**Instructions for the task:**
Copy the data precisely, keeping every character.

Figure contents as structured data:
----

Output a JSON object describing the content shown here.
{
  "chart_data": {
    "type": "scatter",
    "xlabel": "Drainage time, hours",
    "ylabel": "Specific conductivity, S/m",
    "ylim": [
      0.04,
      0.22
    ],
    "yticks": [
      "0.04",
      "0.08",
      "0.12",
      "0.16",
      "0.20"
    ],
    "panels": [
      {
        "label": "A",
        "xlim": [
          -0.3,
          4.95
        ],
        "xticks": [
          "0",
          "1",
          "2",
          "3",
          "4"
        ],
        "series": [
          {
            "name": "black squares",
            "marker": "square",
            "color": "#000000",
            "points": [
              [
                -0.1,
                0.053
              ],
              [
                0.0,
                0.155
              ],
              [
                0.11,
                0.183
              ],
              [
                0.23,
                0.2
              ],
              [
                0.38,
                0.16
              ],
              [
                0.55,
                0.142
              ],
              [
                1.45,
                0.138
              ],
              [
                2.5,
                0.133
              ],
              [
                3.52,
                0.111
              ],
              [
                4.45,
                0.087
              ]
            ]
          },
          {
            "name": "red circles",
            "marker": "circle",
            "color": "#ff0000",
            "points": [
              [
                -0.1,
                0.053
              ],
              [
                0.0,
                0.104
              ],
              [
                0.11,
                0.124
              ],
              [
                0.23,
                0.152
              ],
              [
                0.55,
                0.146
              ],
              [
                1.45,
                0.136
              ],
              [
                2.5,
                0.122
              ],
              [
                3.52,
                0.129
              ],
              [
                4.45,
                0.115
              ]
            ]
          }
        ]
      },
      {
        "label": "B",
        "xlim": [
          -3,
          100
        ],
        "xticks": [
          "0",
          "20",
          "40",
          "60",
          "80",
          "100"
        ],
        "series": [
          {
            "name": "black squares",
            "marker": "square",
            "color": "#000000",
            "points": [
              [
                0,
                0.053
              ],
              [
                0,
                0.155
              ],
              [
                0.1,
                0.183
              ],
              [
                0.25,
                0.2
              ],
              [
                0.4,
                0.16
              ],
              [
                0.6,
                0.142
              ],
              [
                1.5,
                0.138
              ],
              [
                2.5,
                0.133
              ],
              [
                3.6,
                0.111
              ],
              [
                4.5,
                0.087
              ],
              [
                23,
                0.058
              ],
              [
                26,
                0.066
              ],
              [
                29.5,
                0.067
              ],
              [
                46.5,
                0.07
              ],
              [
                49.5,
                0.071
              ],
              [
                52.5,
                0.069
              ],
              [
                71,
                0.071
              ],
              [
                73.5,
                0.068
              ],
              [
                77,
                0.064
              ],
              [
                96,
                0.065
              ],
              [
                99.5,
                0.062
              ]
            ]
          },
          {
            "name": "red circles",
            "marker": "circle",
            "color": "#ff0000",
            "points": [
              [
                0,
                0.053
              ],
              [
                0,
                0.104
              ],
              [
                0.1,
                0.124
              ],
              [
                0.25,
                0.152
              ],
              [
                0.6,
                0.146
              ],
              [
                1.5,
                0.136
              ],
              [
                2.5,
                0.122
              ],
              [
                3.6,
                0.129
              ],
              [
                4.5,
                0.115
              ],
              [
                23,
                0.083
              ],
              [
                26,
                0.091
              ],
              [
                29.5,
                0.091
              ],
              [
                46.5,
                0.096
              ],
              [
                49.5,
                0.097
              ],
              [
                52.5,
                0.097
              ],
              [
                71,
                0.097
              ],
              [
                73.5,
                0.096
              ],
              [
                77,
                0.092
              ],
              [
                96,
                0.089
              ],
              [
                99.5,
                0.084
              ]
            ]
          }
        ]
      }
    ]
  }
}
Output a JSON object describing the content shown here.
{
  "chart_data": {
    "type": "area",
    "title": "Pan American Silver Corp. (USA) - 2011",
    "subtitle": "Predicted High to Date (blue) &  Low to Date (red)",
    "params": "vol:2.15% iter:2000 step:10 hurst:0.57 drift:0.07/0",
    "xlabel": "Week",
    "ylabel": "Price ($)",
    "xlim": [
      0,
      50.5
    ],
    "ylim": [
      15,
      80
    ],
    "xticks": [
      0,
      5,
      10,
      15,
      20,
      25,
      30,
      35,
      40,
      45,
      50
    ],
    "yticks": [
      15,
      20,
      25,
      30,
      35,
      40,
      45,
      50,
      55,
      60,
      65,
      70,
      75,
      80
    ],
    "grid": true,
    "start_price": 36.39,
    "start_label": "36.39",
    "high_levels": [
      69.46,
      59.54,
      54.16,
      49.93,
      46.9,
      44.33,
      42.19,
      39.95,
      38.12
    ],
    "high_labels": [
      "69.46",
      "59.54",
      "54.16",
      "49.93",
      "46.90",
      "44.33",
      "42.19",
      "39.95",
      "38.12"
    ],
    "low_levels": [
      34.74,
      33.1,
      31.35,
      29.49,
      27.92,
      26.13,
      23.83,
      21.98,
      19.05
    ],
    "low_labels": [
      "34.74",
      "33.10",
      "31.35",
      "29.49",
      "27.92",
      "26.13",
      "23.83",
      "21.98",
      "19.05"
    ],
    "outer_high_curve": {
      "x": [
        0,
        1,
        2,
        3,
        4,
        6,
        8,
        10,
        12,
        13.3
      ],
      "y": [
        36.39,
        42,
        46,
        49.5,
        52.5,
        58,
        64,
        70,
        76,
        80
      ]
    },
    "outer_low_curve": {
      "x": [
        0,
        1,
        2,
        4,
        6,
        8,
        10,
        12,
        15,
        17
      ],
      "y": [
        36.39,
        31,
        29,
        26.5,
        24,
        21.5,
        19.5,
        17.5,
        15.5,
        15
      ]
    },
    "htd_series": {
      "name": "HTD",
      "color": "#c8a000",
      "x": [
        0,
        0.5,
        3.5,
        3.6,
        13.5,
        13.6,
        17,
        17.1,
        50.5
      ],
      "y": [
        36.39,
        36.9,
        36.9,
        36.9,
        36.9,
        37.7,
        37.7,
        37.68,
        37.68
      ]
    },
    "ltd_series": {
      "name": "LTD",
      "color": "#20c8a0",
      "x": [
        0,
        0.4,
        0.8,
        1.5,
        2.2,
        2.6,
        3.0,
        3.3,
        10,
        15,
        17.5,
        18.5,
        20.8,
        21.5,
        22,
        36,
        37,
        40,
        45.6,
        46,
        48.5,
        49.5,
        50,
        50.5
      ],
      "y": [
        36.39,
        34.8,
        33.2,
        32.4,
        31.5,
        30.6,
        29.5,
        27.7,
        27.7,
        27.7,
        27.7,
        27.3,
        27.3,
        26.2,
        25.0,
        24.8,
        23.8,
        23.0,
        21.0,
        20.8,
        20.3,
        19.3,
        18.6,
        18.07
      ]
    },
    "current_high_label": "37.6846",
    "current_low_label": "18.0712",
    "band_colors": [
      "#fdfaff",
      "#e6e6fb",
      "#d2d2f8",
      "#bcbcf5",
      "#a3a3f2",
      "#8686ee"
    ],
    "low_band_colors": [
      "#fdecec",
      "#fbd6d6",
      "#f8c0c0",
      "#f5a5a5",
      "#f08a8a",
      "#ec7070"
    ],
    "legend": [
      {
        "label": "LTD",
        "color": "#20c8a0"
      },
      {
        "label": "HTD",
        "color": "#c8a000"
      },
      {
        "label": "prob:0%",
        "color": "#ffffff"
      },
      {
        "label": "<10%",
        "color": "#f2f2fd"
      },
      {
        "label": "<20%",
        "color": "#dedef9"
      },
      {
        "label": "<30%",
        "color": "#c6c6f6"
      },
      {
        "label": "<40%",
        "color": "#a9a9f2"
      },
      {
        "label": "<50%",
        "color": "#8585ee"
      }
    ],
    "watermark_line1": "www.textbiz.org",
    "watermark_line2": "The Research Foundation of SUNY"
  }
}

----

**Answer to this task:**
Output a JSON object describing the content shown here.
{
  "chart_data": {
    "type": "scatter",
    "xlabel": "Drainage time, hours",
    "ylabel": "Specific conductivity, S/m",
    "ylim": [
      0.04,
      0.22
    ],
    "yticks": [
      "0.04",
      "0.08",
      "0.12",
      "0.16",
      "0.20"
    ],
    "panels": [
      {
        "label": "A",
        "xlim": [
          -0.3,
          4.95
        ],
        "xticks": [
          "0",
          "1",
          "2",
          "3",
          "4"
        ],
        "series": [
          {
            "name": "black squares",
            "marker": "square",
            "color": "#000000",
            "points": [
              [
                -0.1,
                0.053
              ],
              [
                0.0,
                0.155
              ],
              [
                0.11,
                0.183
              ],
              [
                0.23,
                0.2
              ],
              [
                0.38,
                0.16
              ],
              [
                0.55,
                0.142
              ],
              [
                1.45,
                0.138
              ],
              [
                2.5,
                0.133
              ],
              [
                3.52,
                0.111
              ],
              [
                4.45,
                0.087
              ]
            ]
          },
          {
            "name": "red circles",
            "marker": "circle",
            "color": "#ff0000",
            "points": [
              [
                -0.1,
                0.053
              ],
              [
                0.0,
                0.104
              ],
              [
                0.11,
                0.124
              ],
              [
                0.23,
                0.152
              ],
              [
                0.55,
                0.146
              ],
              [
                1.45,
                0.136
              ],
              [
                2.5,
                0.122
              ],
              [
                3.52,
                0.129
              ],
              [
                4.45,
                0.115
              ]
            ]
          }
        ]
      },
      {
        "label": "B",
        "xlim": [
          -3,
          100
        ],
        "xticks": [
          "0",
          "20",
          "40",
          "60",
          "80",
          "100"
        ],
        "series": [
          {
            "name": "black squares",
            "marker": "square",
            "color": "#000000",
            "points": [
              [
                0,
                0.053
              ],
              [
                0,
                0.155
              ],
              [
                0.1,
                0.183
              ],
              [
                0.25,
                0.2
              ],
              [
                0.4,
                0.16
              ],
              [
                0.6,
                0.142
              ],
              [
                1.5,
                0.138
              ],
              [
                2.5,
                0.133
              ],
              [
                3.6,
                0.111
              ],
              [
                4.5,
                0.087
              ],
              [
                23,
                0.058
              ],
              [
                26,
                0.066
              ],
              [
                29.5,
                0.067
              ],
              [
                46.5,
                0.07
              ],
              [
                49.5,
                0.071
              ],
              [
                52.5,
                0.069
              ],
              [
                71,
                0.071
              ],
              [
                73.5,
                0.068
              ],
              [
                77,
                0.064
              ],
              [
                96,
                0.065
              ],
              [
                99.5,
                0.062
              ]
            ]
          },
          {
            "name": "red circles",
            "marker": "circle",
            "color": "#ff0000",
            "points": [
              [
                0,
                0.053
              ],
              [
                0,
                0.104
              ],
              [
                0.1,
                0.124
              ],
              [
                0.25,
                0.152
              ],
              [
                0.6,
                0.146
              ],
              [
                1.5,
                0.136
              ],
              [
                2.5,
                0.122
              ],
              [
                3.6,
                0.129
              ],
              [
                4.5,
                0.115
              ],
              [
                23,
                0.083
              ],
              [
                26,
                0.091
              ],
              [
                29.5,
                0.091
              ],
              [
                46.5,
                0.096
              ],
              [
                49.5,
                0.097
              ],
              [
                52.5,
                0.097
              ],
              [
                71,
                0.097
              ],
              [
                73.5,
                0.096
              ],
              [
                77,
                0.092
              ],
              [
                96,
                0.089
              ],
              [
                99.5,
                0.084
              ]
            ]
          }
        ]
      }
    ]
  }
}
Output a JSON object describing the content shown here.
{
  "chart_data": {
    "type": "area",
    "title": "Pan American Silver Corp. (USA) - 2011",
    "subtitle": "Predicted High to Date (blue) &  Low to Date (red)",
    "params": "vol:2.15% iter:2000 step:10 hurst:0.57 drift:0.07/0",
    "xlabel": "Week",
    "ylabel": "Price ($)",
    "xlim": [
      0,
      50.5
    ],
    "ylim": [
      15,
      80
    ],
    "xticks": [
      0,
      5,
      10,
      15,
      20,
      25,
      30,
      35,
      40,
      45,
      50
    ],
    "yticks": [
      15,
      20,
      25,
      30,
      35,
      40,
      45,
      50,
      55,
      60,
      65,
      70,
      75,
      80
    ],
    "grid": true,
    "start_price": 36.39,
    "start_label": "36.39",
    "high_levels": [
      69.46,
      59.54,
      54.16,
      49.93,
      46.9,
      44.33,
      42.19,
      39.95,
      38.12
    ],
    "high_labels": [
      "69.46",
      "59.54",
      "54.16",
      "49.93",
      "46.90",
      "44.33",
      "42.19",
      "39.95",
      "38.12"
    ],
    "low_levels": [
      34.74,
      33.1,
      31.35,
      29.49,
      27.92,
      26.13,
      23.83,
      21.98,
      19.05
    ],
    "low_labels": [
      "34.74",
      "33.10",
      "31.35",
      "29.49",
      "27.92",
      "26.13",
      "23.83",
      "21.98",
      "19.05"
    ],
    "outer_high_curve": {
      "x": [
        0,
        1,
        2,
        3,
        4,
        6,
        8,
        10,
        12,
        13.3
      ],
      "y": [
        36.39,
        42,
        46,
        49.5,
        52.5,
        58,
        64,
        70,
        76,
        80
      ]
    },
    "outer_low_curve": {
      "x": [
        0,
        1,
        2,
        4,
        6,
        8,
        10,
        12,
        15,
        17
      ],
      "y": [
        36.39,
        31,
        29,
        26.5,
        24,
        21.5,
        19.5,
        17.5,
        15.5,
        15
      ]
    },
    "htd_series": {
      "name": "HTD",
      "color": "#c8a000",
      "x": [
        0,
        0.5,
        3.5,
        3.6,
        13.5,
        13.6,
        17,
        17.1,
        50.5
      ],
      "y": [
        36.39,
        36.9,
        36.9,
        36.9,
        36.9,
        37.7,
        37.7,
        37.68,
        37.68
      ]
    },
    "ltd_series": {
      "name": "LTD",
      "color": "#20c8a0",
      "x": [
        0,
        0.4,
        0.8,
        1.5,
        2.2,
        2.6,
        3.0,
        3.3,
        10,
        15,
        17.5,
        18.5,
        20.8,
        21.5,
        22,
        36,
        37,
        40,
        45.6,
        46,
        48.5,
        49.5,
        50,
        50.5
      ],
      "y": [
        36.39,
        34.8,
        33.2,
        32.4,
        31.5,
        30.6,
        29.5,
        27.7,
        27.7,
        27.7,
        27.7,
        27.3,
        27.3,
        26.2,
        25.0,
        24.8,
        23.8,
        23.0,
        21.0,
        20.8,
        20.3,
        19.3,
        18.6,
        18.07
      ]
    },
    "current_high_label": "37.6846",
    "current_low_label": "18.0712",
    "band_colors": [
      "#fdfaff",
      "#e6e6fb",
      "#d2d2f8",
      "#bcbcf5",
      "#a3a3f2",
      "#8686ee"
    ],
    "low_band_colors": [
      "#fdecec",
      "#fbd6d6",
      "#f8c0c0",
      "#f5a5a5",
      "#f08a8a",
      "#ec7070"
    ],
    "legend": [
      {
        "label": "LTD",
        "color": "#20c8a0"
      },
      {
        "label": "HTD",
        "color": "#c8a000"
      },
      {
        "label": "prob:0%",
        "color": "#ffffff"
      },
      {
        "label": "<10%",
        "color": "#f2f2fd"
      },
      {
        "label": "<20%",
        "color": "#dedef9"
      },
      {
        "label": "<30%",
        "color": "#c6c6f6"
      },
      {
        "label": "<40%",
        "color": "#a9a9f2"
      },
      {
        "label": "<50%",
        "color": "#8585ee"
      }
    ],
    "watermark_line1": "www.textbiz.org",
    "watermark_line2": "The Research Foundation of SUNY"
  }
}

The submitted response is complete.